-- START OF Given records --

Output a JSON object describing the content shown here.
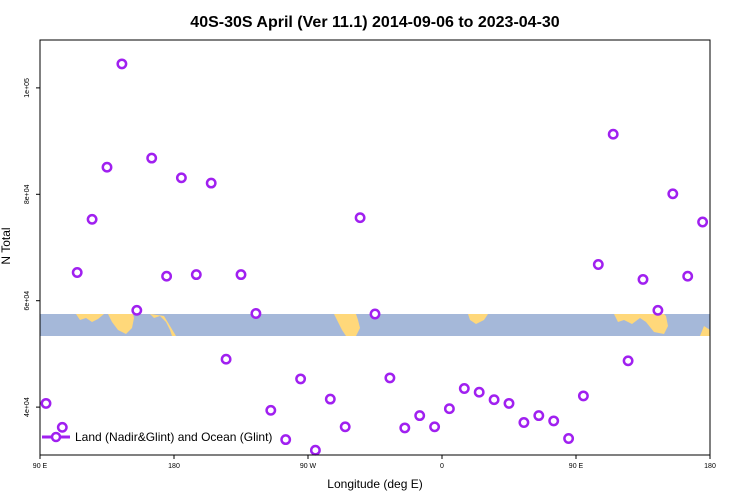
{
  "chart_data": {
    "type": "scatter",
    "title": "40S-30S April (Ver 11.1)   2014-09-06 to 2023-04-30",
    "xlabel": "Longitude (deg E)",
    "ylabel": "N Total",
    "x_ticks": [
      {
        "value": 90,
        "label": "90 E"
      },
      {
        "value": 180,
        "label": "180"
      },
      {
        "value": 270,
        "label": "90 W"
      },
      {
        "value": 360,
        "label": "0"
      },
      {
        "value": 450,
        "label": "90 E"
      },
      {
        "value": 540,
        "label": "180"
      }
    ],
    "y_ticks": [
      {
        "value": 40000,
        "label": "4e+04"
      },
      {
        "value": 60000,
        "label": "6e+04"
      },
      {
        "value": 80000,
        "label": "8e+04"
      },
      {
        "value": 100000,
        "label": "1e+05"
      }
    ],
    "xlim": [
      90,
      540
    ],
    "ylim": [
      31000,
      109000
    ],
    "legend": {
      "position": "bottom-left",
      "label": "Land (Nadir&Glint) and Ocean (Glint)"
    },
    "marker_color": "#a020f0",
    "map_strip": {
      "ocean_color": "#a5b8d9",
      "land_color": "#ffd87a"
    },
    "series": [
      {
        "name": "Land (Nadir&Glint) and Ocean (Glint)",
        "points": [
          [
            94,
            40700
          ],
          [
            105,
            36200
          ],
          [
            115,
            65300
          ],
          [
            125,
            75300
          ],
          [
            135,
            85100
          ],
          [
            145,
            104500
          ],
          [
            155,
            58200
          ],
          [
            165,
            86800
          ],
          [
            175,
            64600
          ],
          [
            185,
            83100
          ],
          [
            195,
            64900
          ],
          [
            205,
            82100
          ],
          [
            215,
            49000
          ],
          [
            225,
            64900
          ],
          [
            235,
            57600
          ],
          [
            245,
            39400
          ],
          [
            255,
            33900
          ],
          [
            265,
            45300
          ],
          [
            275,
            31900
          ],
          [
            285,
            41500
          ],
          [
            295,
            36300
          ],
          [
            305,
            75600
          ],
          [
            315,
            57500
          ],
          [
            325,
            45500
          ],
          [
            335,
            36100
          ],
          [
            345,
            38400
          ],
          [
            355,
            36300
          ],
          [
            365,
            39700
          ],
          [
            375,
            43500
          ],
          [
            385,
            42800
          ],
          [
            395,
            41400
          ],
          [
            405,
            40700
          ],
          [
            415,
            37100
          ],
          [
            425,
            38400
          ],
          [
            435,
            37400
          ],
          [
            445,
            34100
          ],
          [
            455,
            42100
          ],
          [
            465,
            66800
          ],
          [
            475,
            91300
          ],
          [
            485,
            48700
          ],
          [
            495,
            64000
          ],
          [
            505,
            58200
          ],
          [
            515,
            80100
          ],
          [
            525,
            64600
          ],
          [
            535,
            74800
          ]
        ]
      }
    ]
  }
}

-- END OF Given records --
-- START OF Given records --

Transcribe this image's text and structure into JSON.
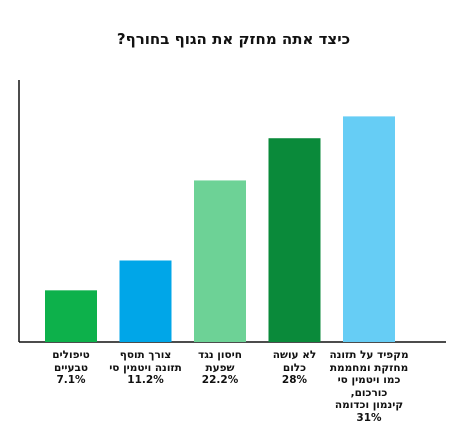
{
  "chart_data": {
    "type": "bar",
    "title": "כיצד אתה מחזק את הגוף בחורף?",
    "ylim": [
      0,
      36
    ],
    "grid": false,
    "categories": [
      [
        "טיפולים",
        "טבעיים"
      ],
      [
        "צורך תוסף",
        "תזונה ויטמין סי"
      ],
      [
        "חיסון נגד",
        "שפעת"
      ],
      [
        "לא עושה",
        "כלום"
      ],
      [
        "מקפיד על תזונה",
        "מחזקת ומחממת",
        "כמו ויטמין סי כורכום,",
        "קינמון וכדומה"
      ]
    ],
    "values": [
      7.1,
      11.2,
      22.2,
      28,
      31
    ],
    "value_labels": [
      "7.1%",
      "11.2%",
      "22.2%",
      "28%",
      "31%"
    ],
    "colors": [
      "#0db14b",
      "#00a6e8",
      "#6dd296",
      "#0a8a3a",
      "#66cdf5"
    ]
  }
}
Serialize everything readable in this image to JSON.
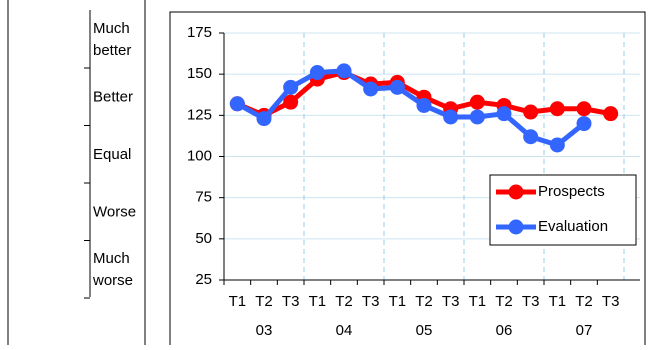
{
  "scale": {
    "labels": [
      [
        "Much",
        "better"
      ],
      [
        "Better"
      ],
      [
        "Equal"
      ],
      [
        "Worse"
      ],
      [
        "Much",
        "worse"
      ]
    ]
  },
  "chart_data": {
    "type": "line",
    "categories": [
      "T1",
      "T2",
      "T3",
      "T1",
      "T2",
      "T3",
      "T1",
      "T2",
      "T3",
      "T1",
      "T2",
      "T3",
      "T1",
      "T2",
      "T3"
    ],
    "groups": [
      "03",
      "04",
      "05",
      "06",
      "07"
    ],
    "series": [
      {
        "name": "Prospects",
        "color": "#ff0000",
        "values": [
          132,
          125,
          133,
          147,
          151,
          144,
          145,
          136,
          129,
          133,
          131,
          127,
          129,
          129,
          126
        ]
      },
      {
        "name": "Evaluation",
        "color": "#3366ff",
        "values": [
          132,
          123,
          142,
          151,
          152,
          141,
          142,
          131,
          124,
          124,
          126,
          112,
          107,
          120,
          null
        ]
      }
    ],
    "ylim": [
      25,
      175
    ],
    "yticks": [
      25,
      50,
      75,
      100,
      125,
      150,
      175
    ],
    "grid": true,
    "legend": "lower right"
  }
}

-- END OF Given records --

» **Given problem**:
Find the number of lines in which the word "name" occurs, and write nothing but that number.

» **Correct output**:
3